• _TASK GOAL_
Work through the records below and tally every line containing "культуре". Reply with the total alone.

** START ENTRIES SUPPLIED **

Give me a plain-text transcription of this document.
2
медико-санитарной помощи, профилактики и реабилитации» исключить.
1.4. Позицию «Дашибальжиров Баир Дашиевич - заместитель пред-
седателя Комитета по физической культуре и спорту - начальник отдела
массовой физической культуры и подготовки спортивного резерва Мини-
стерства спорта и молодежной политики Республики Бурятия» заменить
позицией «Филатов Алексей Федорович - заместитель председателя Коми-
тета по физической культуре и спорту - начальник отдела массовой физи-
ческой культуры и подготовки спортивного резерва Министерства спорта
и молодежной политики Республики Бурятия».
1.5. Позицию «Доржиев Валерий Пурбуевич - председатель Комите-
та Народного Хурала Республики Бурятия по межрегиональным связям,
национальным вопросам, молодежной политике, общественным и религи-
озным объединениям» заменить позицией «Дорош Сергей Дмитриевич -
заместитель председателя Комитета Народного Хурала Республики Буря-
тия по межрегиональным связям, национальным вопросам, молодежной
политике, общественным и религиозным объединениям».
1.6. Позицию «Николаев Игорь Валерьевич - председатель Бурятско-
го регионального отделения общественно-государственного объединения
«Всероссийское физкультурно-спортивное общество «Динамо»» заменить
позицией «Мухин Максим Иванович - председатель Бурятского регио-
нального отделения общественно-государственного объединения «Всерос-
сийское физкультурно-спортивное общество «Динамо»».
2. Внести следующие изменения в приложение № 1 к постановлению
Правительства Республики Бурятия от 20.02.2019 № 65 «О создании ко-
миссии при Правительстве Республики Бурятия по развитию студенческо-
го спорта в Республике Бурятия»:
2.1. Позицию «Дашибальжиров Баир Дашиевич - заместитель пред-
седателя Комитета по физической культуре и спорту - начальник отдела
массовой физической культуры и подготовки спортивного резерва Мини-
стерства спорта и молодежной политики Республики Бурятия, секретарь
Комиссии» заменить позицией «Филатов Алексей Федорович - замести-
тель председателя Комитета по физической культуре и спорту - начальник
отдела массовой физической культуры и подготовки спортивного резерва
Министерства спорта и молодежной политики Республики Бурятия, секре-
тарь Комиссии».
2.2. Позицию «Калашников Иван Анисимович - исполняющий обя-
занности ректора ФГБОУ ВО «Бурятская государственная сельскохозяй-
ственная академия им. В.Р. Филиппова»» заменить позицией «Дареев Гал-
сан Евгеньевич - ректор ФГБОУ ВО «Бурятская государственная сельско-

** END ENTRIES SUPPLIED **

• _SOLUTION TO THIS PROBLEM_
4